(Records excerpted from a collection)
........

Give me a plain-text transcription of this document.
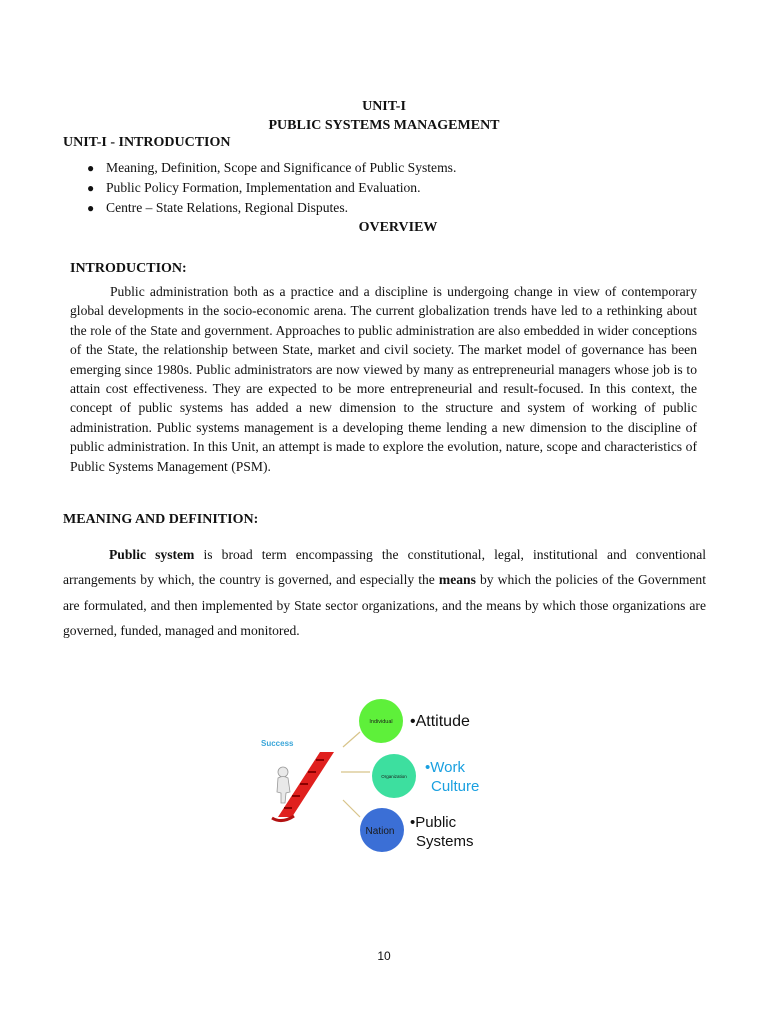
UNIT-I
PUBLIC SYSTEMS MANAGEMENT
UNIT-I - INTRODUCTION
● Meaning, Definition, Scope and Significance of Public Systems.
● Public Policy Formation, Implementation and Evaluation.
● Centre – State Relations, Regional Disputes.
OVERVIEW
INTRODUCTION:
Public administration both as a practice and a discipline is undergoing change in view of contemporary global developments in the socio-economic arena. The current globalization trends have led to a rethinking about the role of the State and government. Approaches to public administration are also embedded in wider conceptions of the State, the relationship between State, market and civil society. The market model of governance has been emerging since 1980s. Public administrators are now viewed by many as entrepreneurial managers whose job is to attain cost effectiveness. They are expected to be more entrepreneurial and result-focused. In this context, the concept of public systems has added a new dimension to the structure and system of working of public administration. Public systems management is a developing theme lending a new dimension to the discipline of public administration. In this Unit, an attempt is made to explore the evolution, nature, scope and characteristics of Public Systems Management (PSM).
MEANING AND DEFINITION:
Public system is broad term encompassing the constitutional, legal, institutional and conventional arrangements by which, the country is governed, and especially the means by which the policies of the Government are formulated, and then implemented by State sector organizations, and the means by which those organizations are governed, funded, managed and monitored.
Success
Individual
Organization
Nation
•Attitude
•Work
Culture
•Public
Systems
10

........

• _What is expected_
Make an exact copy of all entries above, dropping the images.

• _Exercise result_
Give me a plain-text transcription of this document.
UNIT-I
PUBLIC SYSTEMS MANAGEMENT
UNIT-I - INTRODUCTION
● Meaning, Definition, Scope and Significance of Public Systems.
● Public Policy Formation, Implementation and Evaluation.
● Centre – State Relations, Regional Disputes.
OVERVIEW
INTRODUCTION:
Public administration both as a practice and a discipline is undergoing change in view of contemporary global developments in the socio-economic arena. The current globalization trends have led to a rethinking about the role of the State and government. Approaches to public administration are also embedded in wider conceptions of the State, the relationship between State, market and civil society. The market model of governance has been emerging since 1980s. Public administrators are now viewed by many as entrepreneurial managers whose job is to attain cost effectiveness. They are expected to be more entrepreneurial and result-focused. In this context, the concept of public systems has added a new dimension to the structure and system of working of public administration. Public systems management is a developing theme lending a new dimension to the discipline of public administration. In this Unit, an attempt is made to explore the evolution, nature, scope and characteristics of Public Systems Management (PSM).
MEANING AND DEFINITION:
Public system is broad term encompassing the constitutional, legal, institutional and conventional arrangements by which, the country is governed, and especially the means by which the policies of the Government are formulated, and then implemented by State sector organizations, and the means by which those organizations are governed, funded, managed and monitored.
Success
Individual
Organization
Nation
•Attitude
•Work
Culture
•Public
Systems
10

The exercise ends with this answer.